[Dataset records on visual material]
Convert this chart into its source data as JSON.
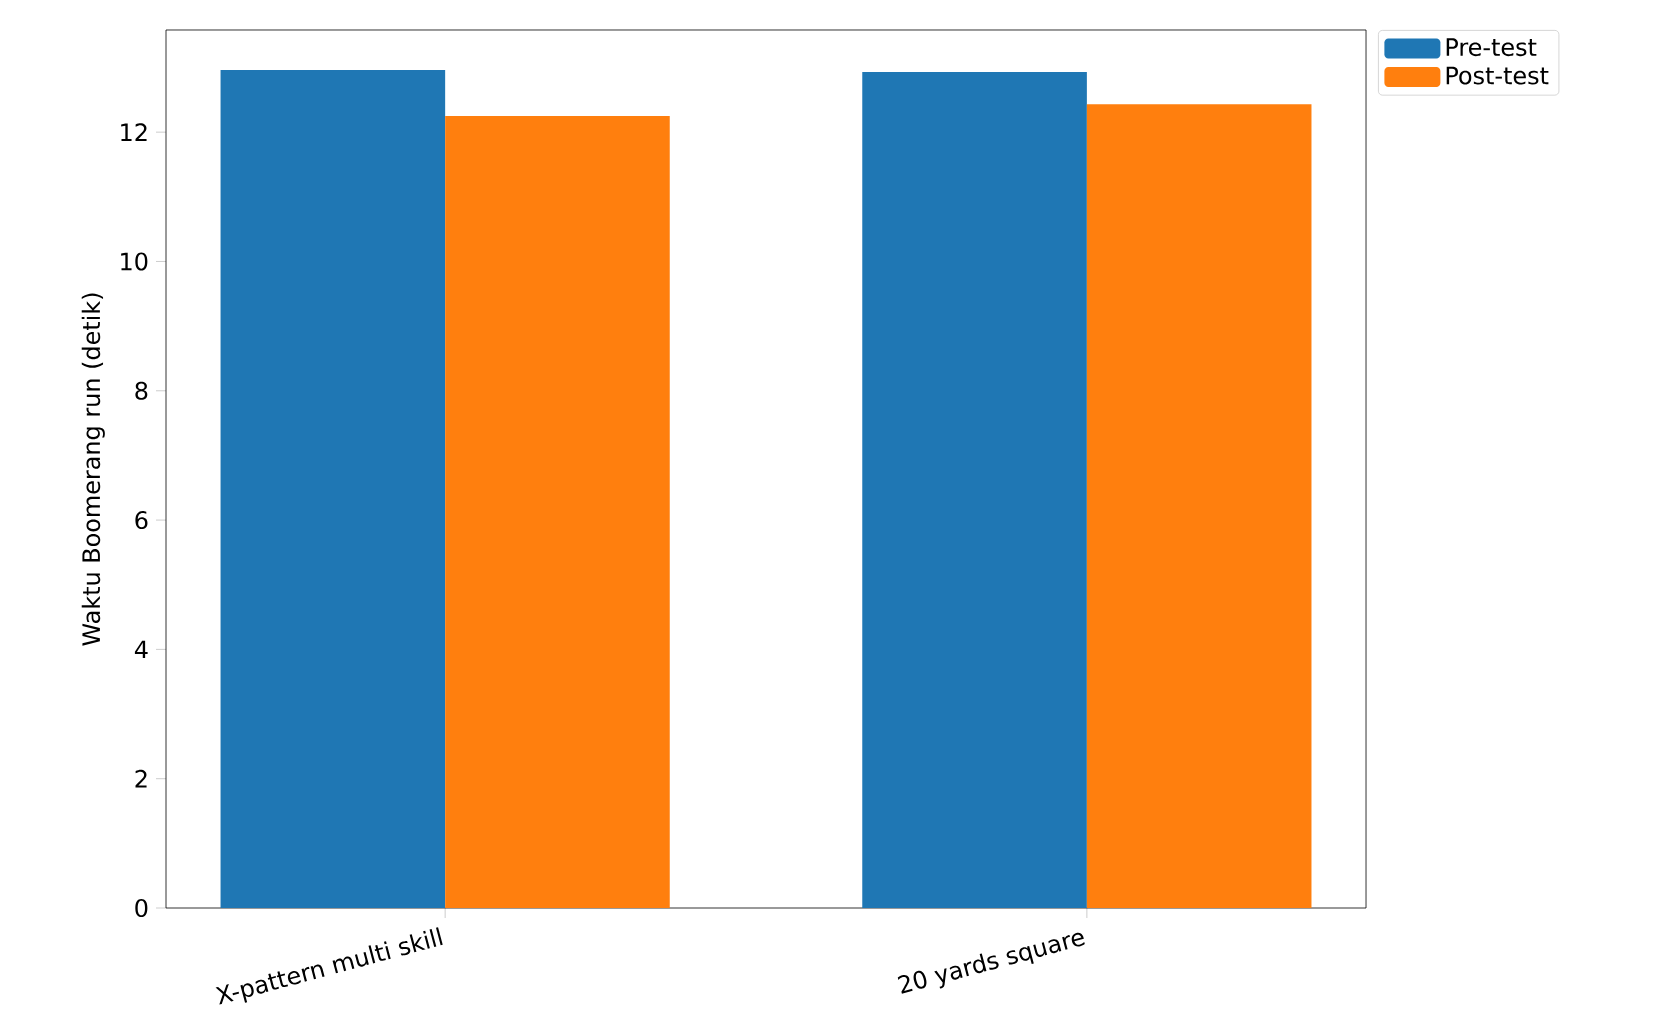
{
  "chart_data": {
    "type": "bar",
    "ylabel": "Waktu Boomerang run (detik)",
    "categories": [
      "X-pattern multi skill",
      "20 yards square"
    ],
    "series": [
      {
        "name": "Pre-test",
        "color": "#1f77b4",
        "values": [
          12.96,
          12.93
        ]
      },
      {
        "name": "Post-test",
        "color": "#ff7f0e",
        "values": [
          12.25,
          12.43
        ]
      }
    ],
    "ylim": [
      0,
      13.58
    ],
    "yticks": [
      0,
      2,
      4,
      6,
      8,
      10,
      12
    ],
    "legend": "top right"
  }
}
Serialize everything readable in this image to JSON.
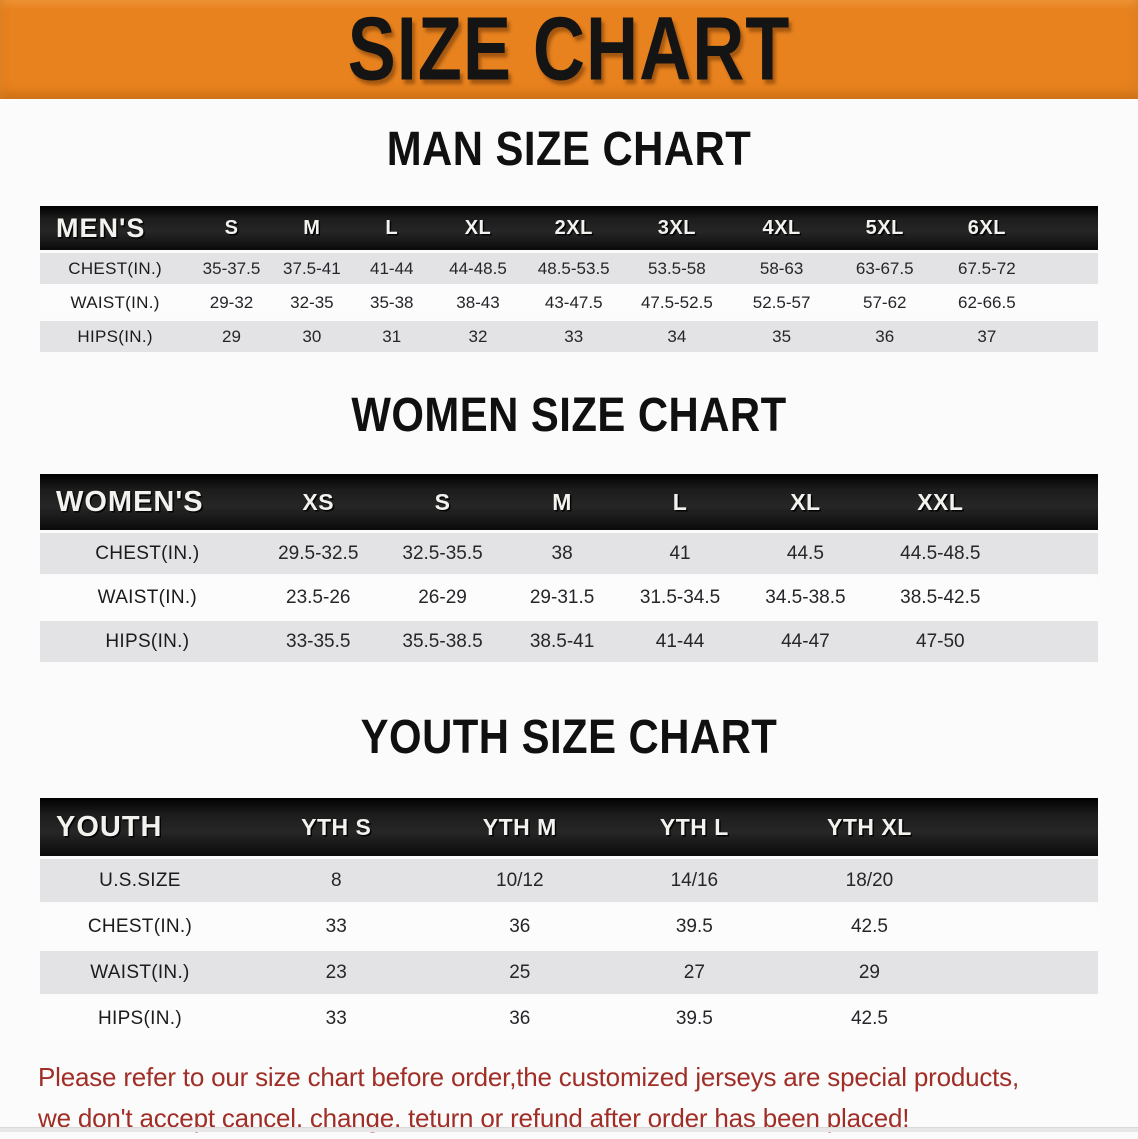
{
  "banner": {
    "title": "SIZE CHART",
    "background": "#E8821E",
    "title_color": "#141414"
  },
  "sections": {
    "men": {
      "heading": "MAN SIZE CHART"
    },
    "women": {
      "heading": "WOMEN SIZE CHART"
    },
    "youth": {
      "heading": "YOUTH SIZE CHART"
    }
  },
  "tables": {
    "men": {
      "label": "MEN'S",
      "sizes": [
        "S",
        "M",
        "L",
        "XL",
        "2XL",
        "3XL",
        "4XL",
        "5XL",
        "6XL"
      ],
      "rows": [
        {
          "label": "CHEST(IN.)",
          "values": [
            "35-37.5",
            "37.5-41",
            "41-44",
            "44-48.5",
            "48.5-53.5",
            "53.5-58",
            "58-63",
            "63-67.5",
            "67.5-72"
          ]
        },
        {
          "label": "WAIST(IN.)",
          "values": [
            "29-32",
            "32-35",
            "35-38",
            "38-43",
            "43-47.5",
            "47.5-52.5",
            "52.5-57",
            "57-62",
            "62-66.5"
          ]
        },
        {
          "label": "HIPS(IN.)",
          "values": [
            "29",
            "30",
            "31",
            "32",
            "33",
            "34",
            "35",
            "36",
            "37"
          ]
        }
      ]
    },
    "women": {
      "label": "WOMEN'S",
      "sizes": [
        "XS",
        "S",
        "M",
        "L",
        "XL",
        "XXL"
      ],
      "rows": [
        {
          "label": "CHEST(IN.)",
          "values": [
            "29.5-32.5",
            "32.5-35.5",
            "38",
            "41",
            "44.5",
            "44.5-48.5"
          ]
        },
        {
          "label": "WAIST(IN.)",
          "values": [
            "23.5-26",
            "26-29",
            "29-31.5",
            "31.5-34.5",
            "34.5-38.5",
            "38.5-42.5"
          ]
        },
        {
          "label": "HIPS(IN.)",
          "values": [
            "33-35.5",
            "35.5-38.5",
            "38.5-41",
            "41-44",
            "44-47",
            "47-50"
          ]
        }
      ]
    },
    "youth": {
      "label": "YOUTH",
      "sizes": [
        "YTH S",
        "YTH M",
        "YTH L",
        "YTH XL"
      ],
      "rows": [
        {
          "label": "U.S.SIZE",
          "values": [
            "8",
            "10/12",
            "14/16",
            "18/20"
          ]
        },
        {
          "label": "CHEST(IN.)",
          "values": [
            "33",
            "36",
            "39.5",
            "42.5"
          ]
        },
        {
          "label": "WAIST(IN.)",
          "values": [
            "23",
            "25",
            "27",
            "29"
          ]
        },
        {
          "label": "HIPS(IN.)",
          "values": [
            "33",
            "36",
            "39.5",
            "42.5"
          ]
        }
      ]
    }
  },
  "notice": {
    "line1": "Please refer to our size chart before order,the customized jerseys are special products,",
    "line2": "we don't accept cancel, change, teturn or refund after order has been placed!",
    "color": "#A02E27"
  },
  "colors": {
    "header_band": "#1A1A1A",
    "row_gray": "#E3E3E6",
    "row_white": "#FCFCFD"
  }
}
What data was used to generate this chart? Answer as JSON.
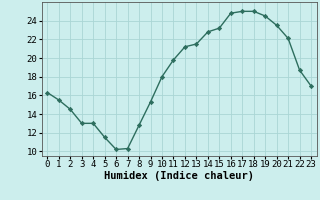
{
  "x": [
    0,
    1,
    2,
    3,
    4,
    5,
    6,
    7,
    8,
    9,
    10,
    11,
    12,
    13,
    14,
    15,
    16,
    17,
    18,
    19,
    20,
    21,
    22,
    23
  ],
  "y": [
    16.3,
    15.5,
    14.5,
    13.0,
    13.0,
    11.5,
    10.2,
    10.3,
    12.8,
    15.3,
    18.0,
    19.8,
    21.2,
    21.5,
    22.8,
    23.2,
    24.8,
    25.0,
    25.0,
    24.5,
    23.5,
    22.1,
    18.7,
    17.0
  ],
  "line_color": "#2d6e5e",
  "marker": "D",
  "marker_size": 2.2,
  "bg_color": "#cceeed",
  "grid_color": "#aad6d5",
  "xlabel": "Humidex (Indice chaleur)",
  "xlim": [
    -0.5,
    23.5
  ],
  "ylim": [
    9.5,
    26
  ],
  "yticks": [
    10,
    12,
    14,
    16,
    18,
    20,
    22,
    24
  ],
  "xticks": [
    0,
    1,
    2,
    3,
    4,
    5,
    6,
    7,
    8,
    9,
    10,
    11,
    12,
    13,
    14,
    15,
    16,
    17,
    18,
    19,
    20,
    21,
    22,
    23
  ],
  "xlabel_fontsize": 7.5,
  "tick_fontsize": 6.5,
  "line_width": 1.0,
  "spine_color": "#555555"
}
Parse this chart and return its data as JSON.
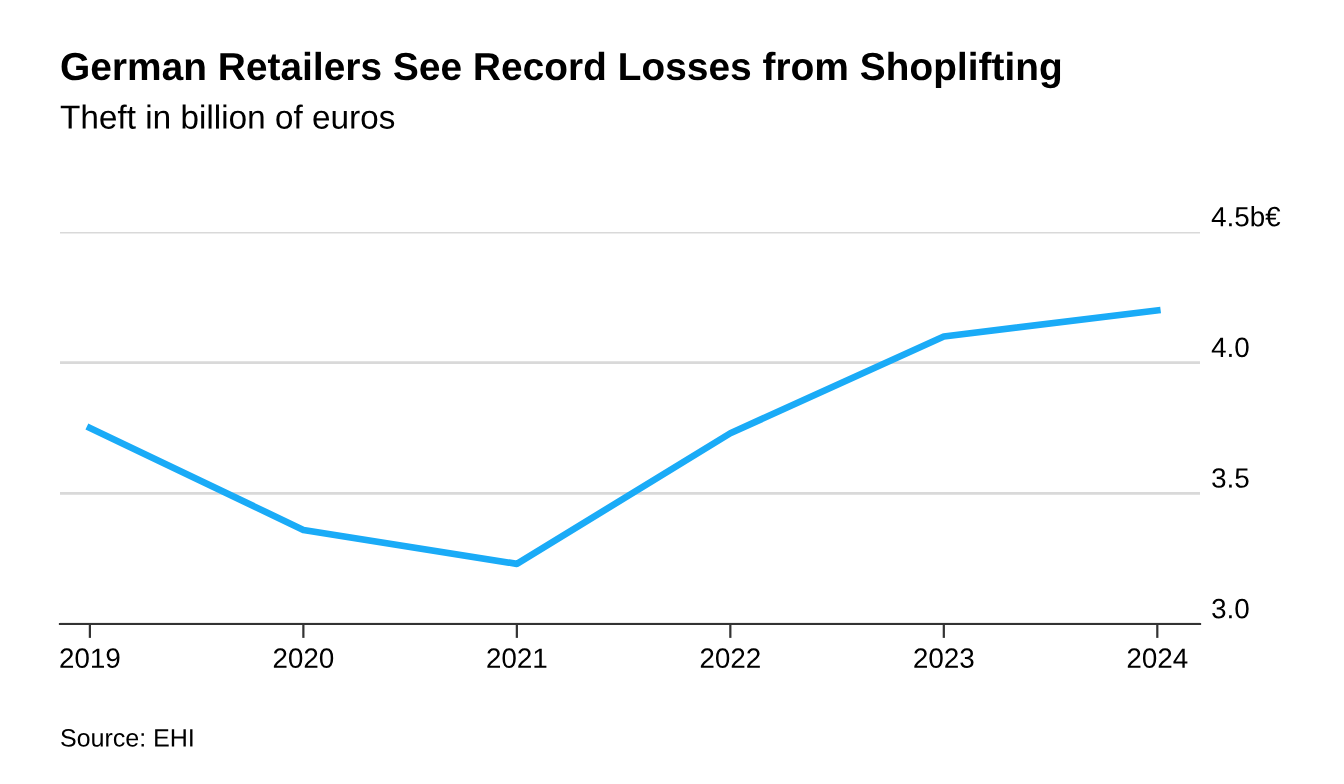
{
  "chart_data": {
    "type": "line",
    "title": "German Retailers See Record Losses from Shoplifting",
    "subtitle": "Theft in billion of euros",
    "x": [
      2019,
      2020,
      2021,
      2022,
      2023,
      2024
    ],
    "series": [
      {
        "color": "#1aabf7",
        "values": [
          3.75,
          3.36,
          3.23,
          3.73,
          4.1,
          4.2
        ]
      }
    ],
    "xlim": [
      2018.86,
      2024.2
    ],
    "xticks": [
      2019,
      2020,
      2021,
      2022,
      2023,
      2024
    ],
    "ylim": [
      3.0,
      4.5
    ],
    "yticks": [
      {
        "value": 3.0,
        "label": "3.0"
      },
      3.5,
      {
        "value": 4.0,
        "label": "4.0"
      },
      {
        "value": 4.5,
        "label": "4.5b€"
      }
    ],
    "grid": "y",
    "legend": false,
    "marker": "none",
    "line_style": "solid",
    "annotations": [
      "Source: EHI"
    ]
  }
}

## Stated goal
For each line of the listing that holds the word "this", show that line.

## Task response
Convert this chart into its source data as JSON.
Serialize everything readable in this image to JSON.
What data was used to generate this chart? Answer as JSON.
Parse this chart and return its data as JSON.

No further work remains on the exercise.